**** Input material

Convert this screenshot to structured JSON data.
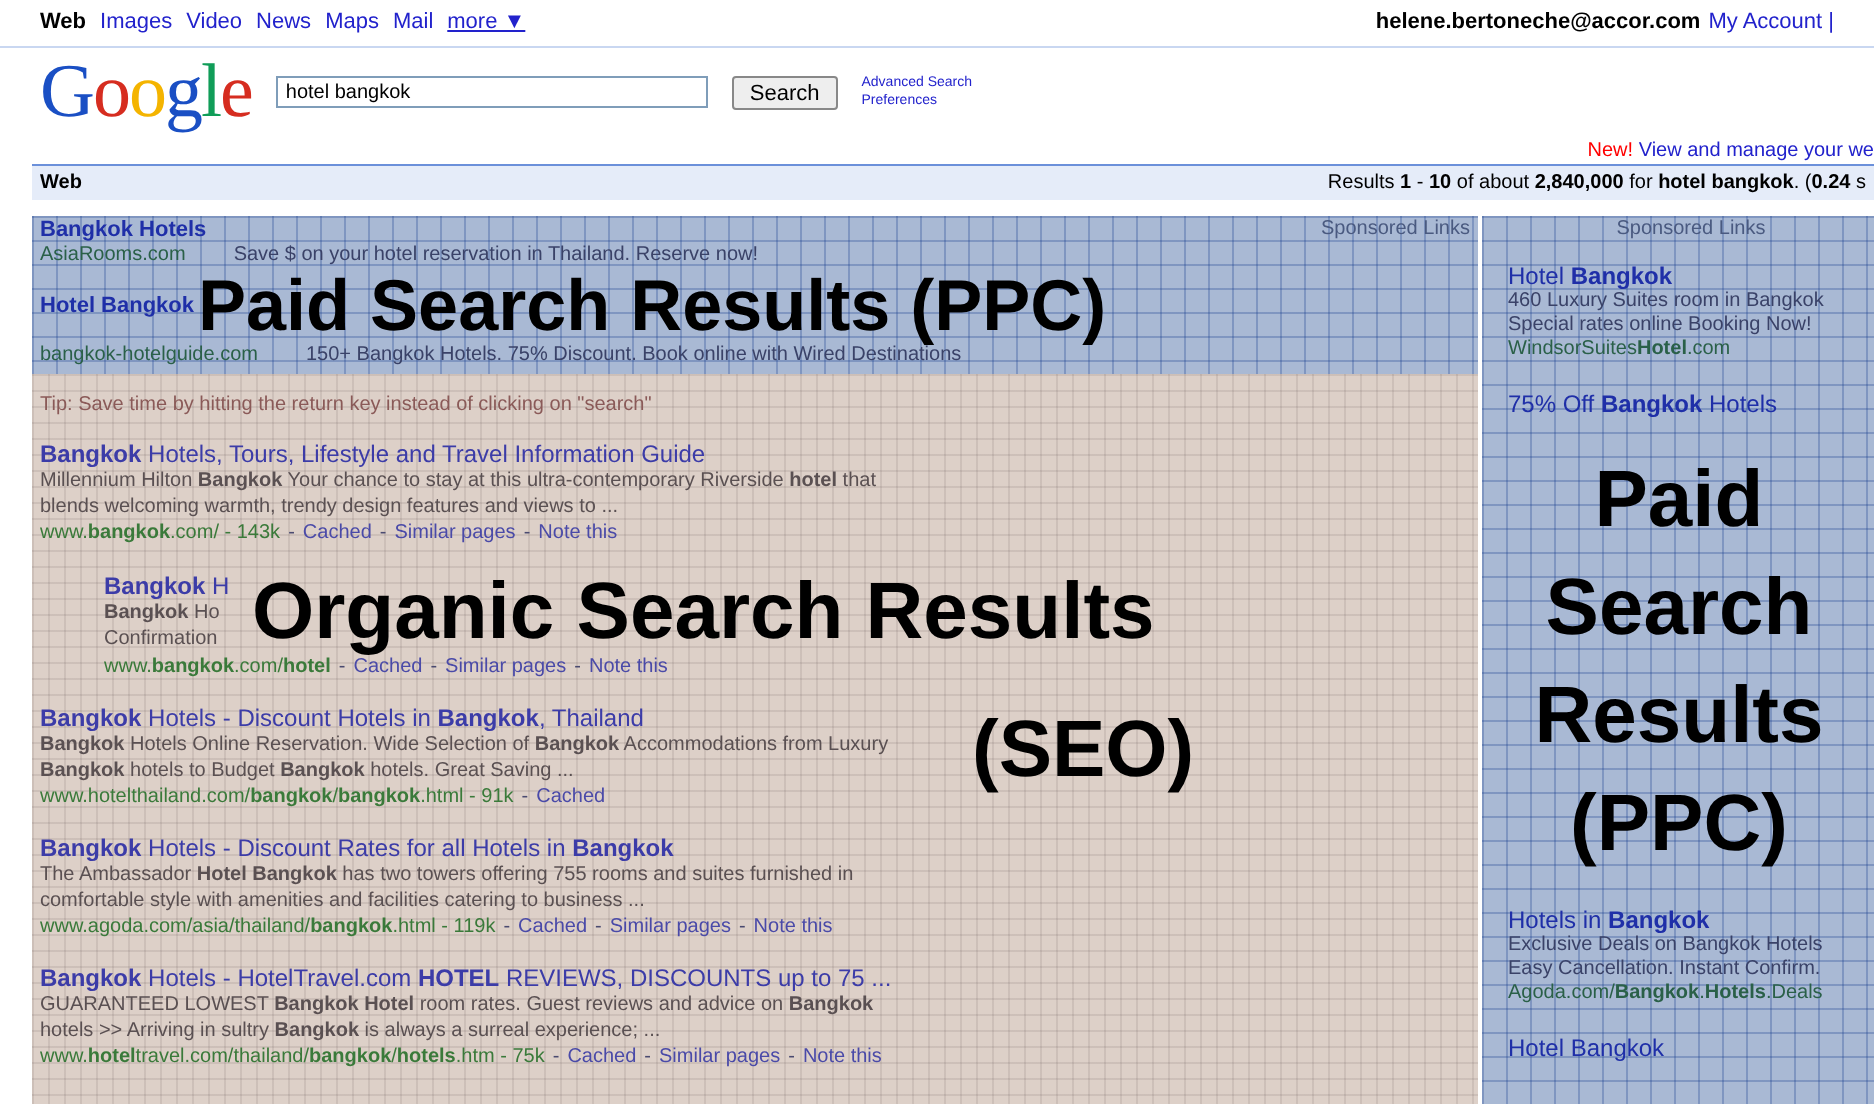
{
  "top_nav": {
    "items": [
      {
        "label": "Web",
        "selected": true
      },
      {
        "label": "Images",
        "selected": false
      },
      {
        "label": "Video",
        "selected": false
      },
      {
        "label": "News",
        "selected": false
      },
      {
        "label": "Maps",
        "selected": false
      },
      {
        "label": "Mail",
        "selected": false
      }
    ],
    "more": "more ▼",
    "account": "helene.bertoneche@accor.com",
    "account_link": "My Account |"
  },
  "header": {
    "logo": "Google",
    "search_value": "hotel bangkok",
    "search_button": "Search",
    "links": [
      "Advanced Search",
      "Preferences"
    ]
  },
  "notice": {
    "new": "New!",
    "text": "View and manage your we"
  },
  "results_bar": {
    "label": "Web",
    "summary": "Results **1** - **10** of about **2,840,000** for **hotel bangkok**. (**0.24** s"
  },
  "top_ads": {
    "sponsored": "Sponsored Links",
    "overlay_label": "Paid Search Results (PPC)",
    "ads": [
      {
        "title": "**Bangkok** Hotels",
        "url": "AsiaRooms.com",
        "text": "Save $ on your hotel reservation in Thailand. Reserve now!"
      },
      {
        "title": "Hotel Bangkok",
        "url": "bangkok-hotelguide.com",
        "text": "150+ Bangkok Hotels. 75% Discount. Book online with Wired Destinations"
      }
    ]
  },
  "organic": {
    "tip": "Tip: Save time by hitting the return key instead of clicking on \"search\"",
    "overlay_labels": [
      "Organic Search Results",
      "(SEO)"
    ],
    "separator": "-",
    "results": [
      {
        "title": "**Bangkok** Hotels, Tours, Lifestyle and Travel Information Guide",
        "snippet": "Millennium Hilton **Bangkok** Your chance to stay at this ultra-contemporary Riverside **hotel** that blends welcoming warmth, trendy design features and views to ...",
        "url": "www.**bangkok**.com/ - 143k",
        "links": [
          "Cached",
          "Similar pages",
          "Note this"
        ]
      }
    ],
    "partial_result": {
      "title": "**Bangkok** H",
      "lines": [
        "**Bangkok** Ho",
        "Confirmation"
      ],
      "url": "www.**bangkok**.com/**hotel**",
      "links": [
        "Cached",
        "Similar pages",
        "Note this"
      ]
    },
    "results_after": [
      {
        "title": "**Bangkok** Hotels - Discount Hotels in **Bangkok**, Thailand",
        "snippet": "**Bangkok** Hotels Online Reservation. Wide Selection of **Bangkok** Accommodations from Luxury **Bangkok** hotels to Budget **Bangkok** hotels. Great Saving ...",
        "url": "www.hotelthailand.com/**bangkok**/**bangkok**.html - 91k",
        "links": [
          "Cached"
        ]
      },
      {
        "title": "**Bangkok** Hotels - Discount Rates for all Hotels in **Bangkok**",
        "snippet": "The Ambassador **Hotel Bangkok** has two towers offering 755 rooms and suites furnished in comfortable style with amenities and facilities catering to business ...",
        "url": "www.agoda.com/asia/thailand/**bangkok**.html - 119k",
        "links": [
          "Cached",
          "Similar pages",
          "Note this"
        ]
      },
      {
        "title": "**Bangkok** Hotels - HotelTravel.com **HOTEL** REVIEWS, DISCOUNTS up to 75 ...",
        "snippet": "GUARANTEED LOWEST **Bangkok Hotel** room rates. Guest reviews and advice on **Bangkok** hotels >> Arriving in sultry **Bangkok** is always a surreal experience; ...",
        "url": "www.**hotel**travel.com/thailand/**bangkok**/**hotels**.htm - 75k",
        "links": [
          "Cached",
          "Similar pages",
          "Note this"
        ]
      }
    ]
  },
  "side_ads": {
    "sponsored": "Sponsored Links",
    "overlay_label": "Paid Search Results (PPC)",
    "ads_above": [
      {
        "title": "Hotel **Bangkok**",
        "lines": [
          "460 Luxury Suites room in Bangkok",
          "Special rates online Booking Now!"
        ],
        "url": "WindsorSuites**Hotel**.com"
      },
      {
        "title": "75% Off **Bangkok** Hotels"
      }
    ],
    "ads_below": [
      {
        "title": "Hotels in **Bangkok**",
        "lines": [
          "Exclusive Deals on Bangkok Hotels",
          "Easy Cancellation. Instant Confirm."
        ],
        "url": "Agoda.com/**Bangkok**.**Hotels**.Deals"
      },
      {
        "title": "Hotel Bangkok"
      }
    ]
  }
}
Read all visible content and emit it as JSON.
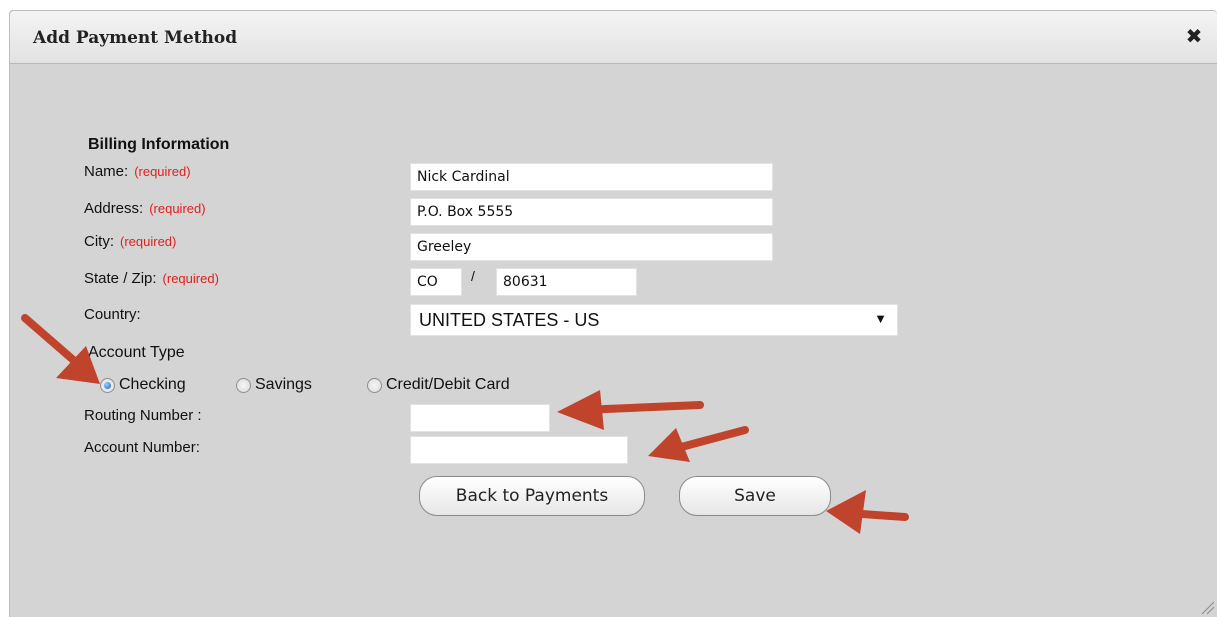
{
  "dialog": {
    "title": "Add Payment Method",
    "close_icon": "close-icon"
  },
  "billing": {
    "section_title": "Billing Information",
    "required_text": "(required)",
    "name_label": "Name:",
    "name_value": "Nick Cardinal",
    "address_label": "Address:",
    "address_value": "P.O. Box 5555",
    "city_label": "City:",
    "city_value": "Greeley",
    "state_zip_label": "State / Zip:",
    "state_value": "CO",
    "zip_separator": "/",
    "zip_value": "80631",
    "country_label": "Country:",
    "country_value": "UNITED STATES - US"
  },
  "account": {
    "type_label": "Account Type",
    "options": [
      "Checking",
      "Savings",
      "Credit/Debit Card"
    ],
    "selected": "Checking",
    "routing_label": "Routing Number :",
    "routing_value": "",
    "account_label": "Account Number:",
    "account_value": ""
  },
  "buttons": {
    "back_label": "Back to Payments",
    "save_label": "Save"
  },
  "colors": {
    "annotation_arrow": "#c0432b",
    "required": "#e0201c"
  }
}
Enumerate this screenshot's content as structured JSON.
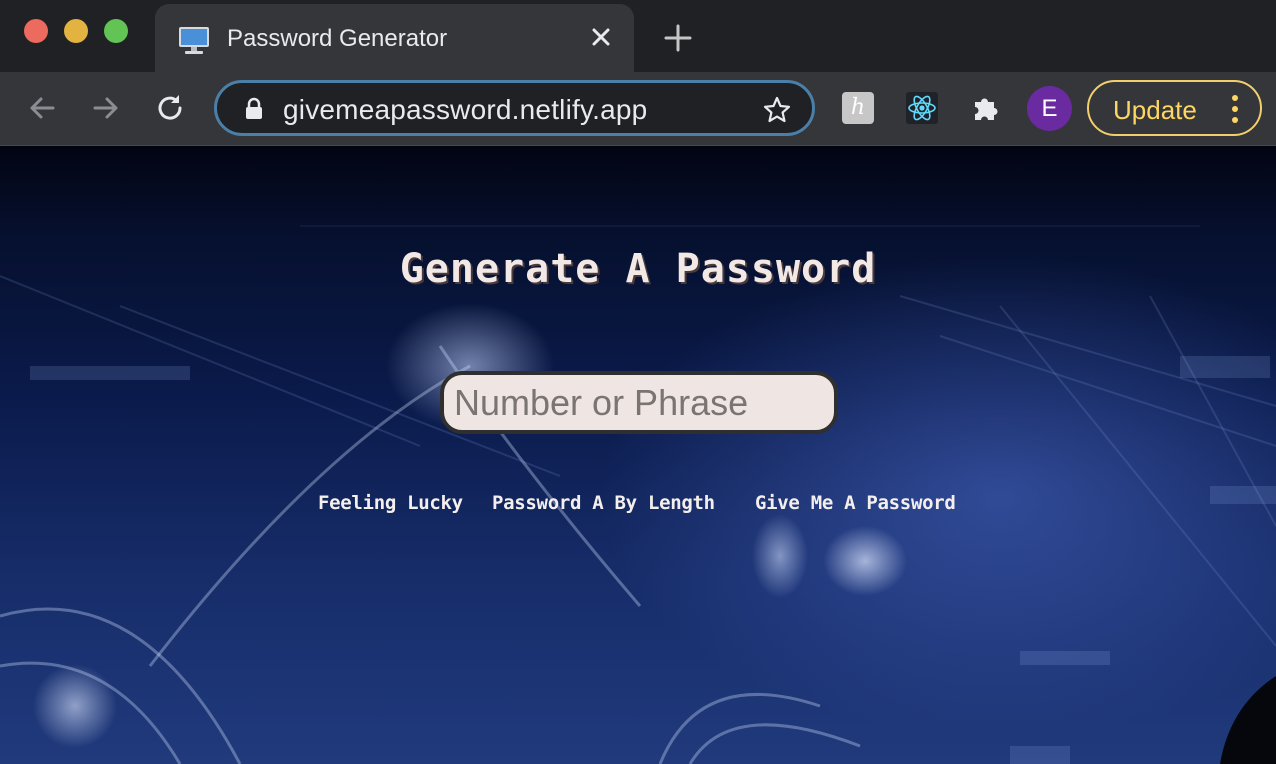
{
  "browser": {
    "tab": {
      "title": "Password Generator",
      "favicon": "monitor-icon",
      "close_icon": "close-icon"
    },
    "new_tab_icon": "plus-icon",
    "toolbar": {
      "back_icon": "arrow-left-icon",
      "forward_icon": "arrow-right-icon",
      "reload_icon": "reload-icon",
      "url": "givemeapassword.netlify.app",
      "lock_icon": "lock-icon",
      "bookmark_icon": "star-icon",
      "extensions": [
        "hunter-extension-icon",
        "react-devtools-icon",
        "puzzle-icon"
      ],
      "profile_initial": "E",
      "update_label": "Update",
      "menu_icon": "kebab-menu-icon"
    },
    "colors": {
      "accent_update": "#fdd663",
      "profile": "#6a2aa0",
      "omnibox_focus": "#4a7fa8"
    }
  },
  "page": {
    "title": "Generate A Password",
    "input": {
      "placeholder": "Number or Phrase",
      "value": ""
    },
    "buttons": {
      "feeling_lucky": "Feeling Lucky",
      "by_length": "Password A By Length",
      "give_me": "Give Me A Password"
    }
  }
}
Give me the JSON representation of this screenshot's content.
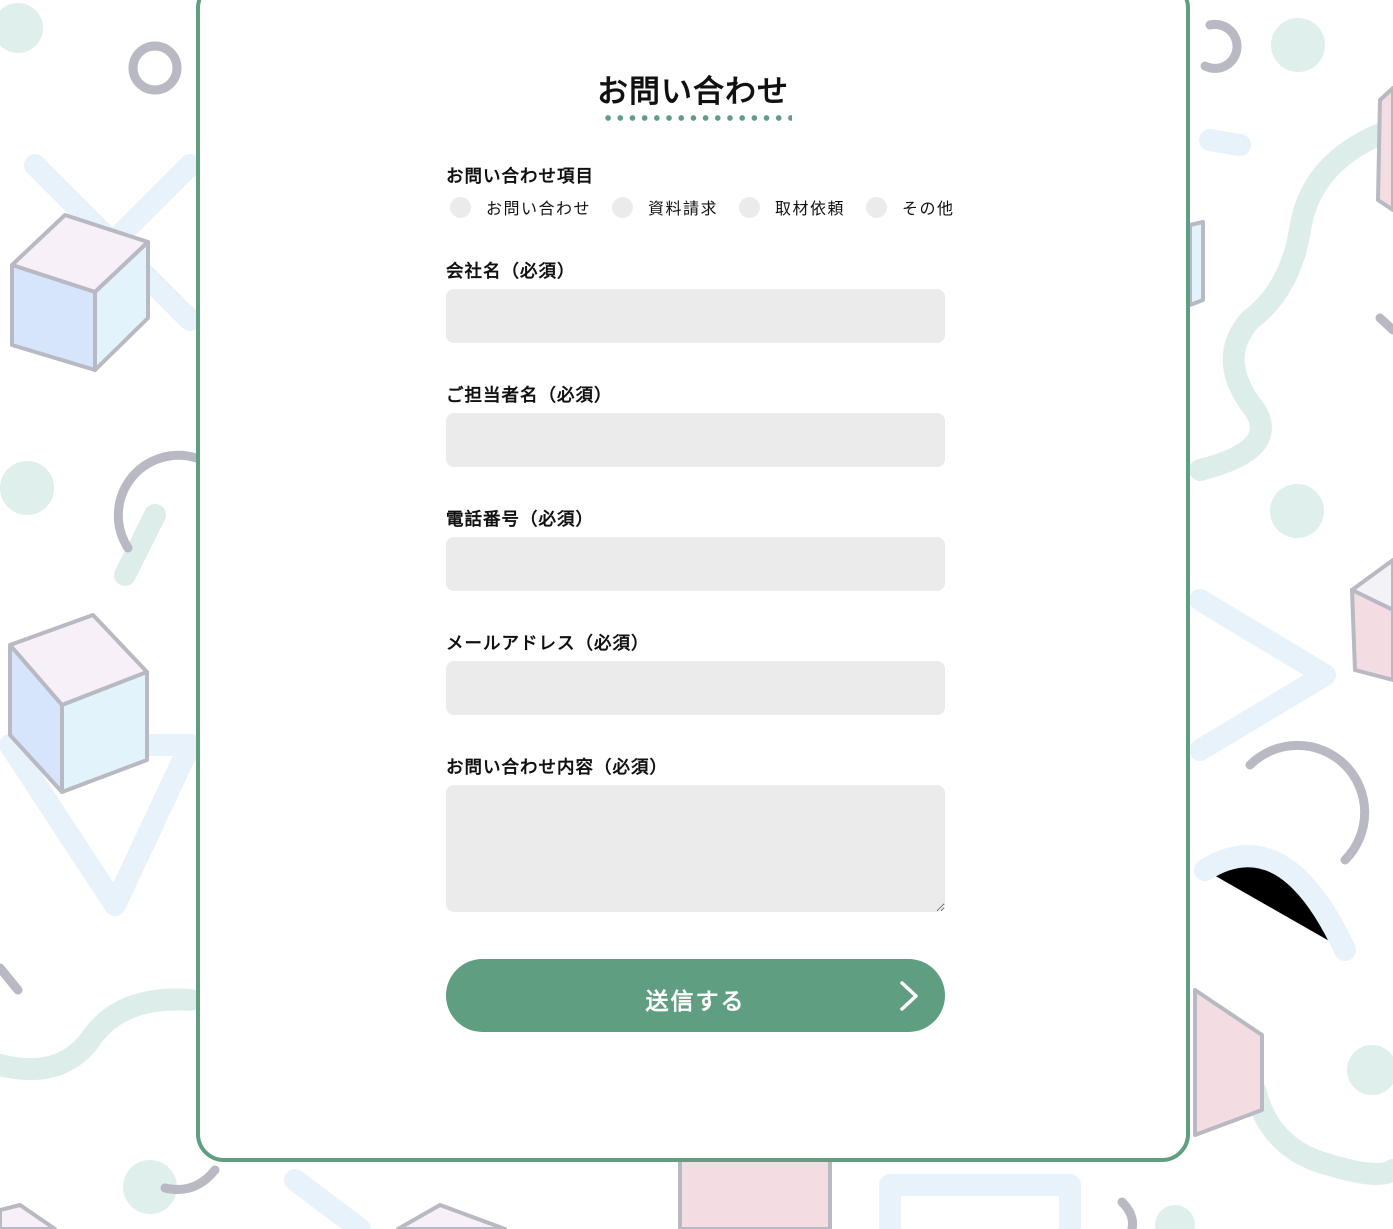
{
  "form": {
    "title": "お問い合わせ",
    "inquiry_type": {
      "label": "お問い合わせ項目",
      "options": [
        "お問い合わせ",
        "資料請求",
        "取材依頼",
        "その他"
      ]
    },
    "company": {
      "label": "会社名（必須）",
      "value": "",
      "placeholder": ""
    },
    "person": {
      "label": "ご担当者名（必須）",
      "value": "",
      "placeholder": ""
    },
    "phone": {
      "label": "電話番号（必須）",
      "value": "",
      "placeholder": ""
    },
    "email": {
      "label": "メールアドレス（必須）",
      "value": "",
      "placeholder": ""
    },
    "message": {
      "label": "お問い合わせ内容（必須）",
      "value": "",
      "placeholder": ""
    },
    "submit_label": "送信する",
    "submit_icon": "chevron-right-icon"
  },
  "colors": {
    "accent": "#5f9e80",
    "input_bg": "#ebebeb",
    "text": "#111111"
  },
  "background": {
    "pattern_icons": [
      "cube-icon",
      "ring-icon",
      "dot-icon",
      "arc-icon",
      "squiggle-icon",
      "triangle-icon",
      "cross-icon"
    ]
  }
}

********

• _Your goal_:
Beginning with the line that holds "Give me the", output each line to the end of the material above, exactly, omitting the pictures.

• _Response below_:
Give me the JSON representation of this screenshot's content.
{
  "form": {
    "title": "お問い合わせ",
    "inquiry_type": {
      "label": "お問い合わせ項目",
      "options": [
        "お問い合わせ",
        "資料請求",
        "取材依頼",
        "その他"
      ]
    },
    "company": {
      "label": "会社名（必須）",
      "value": "",
      "placeholder": ""
    },
    "person": {
      "label": "ご担当者名（必須）",
      "value": "",
      "placeholder": ""
    },
    "phone": {
      "label": "電話番号（必須）",
      "value": "",
      "placeholder": ""
    },
    "email": {
      "label": "メールアドレス（必須）",
      "value": "",
      "placeholder": ""
    },
    "message": {
      "label": "お問い合わせ内容（必須）",
      "value": "",
      "placeholder": ""
    },
    "submit_label": "送信する",
    "submit_icon": "chevron-right-icon"
  },
  "colors": {
    "accent": "#5f9e80",
    "input_bg": "#ebebeb",
    "text": "#111111"
  },
  "background": {
    "pattern_icons": [
      "cube-icon",
      "ring-icon",
      "dot-icon",
      "arc-icon",
      "squiggle-icon",
      "triangle-icon",
      "cross-icon"
    ]
  }
}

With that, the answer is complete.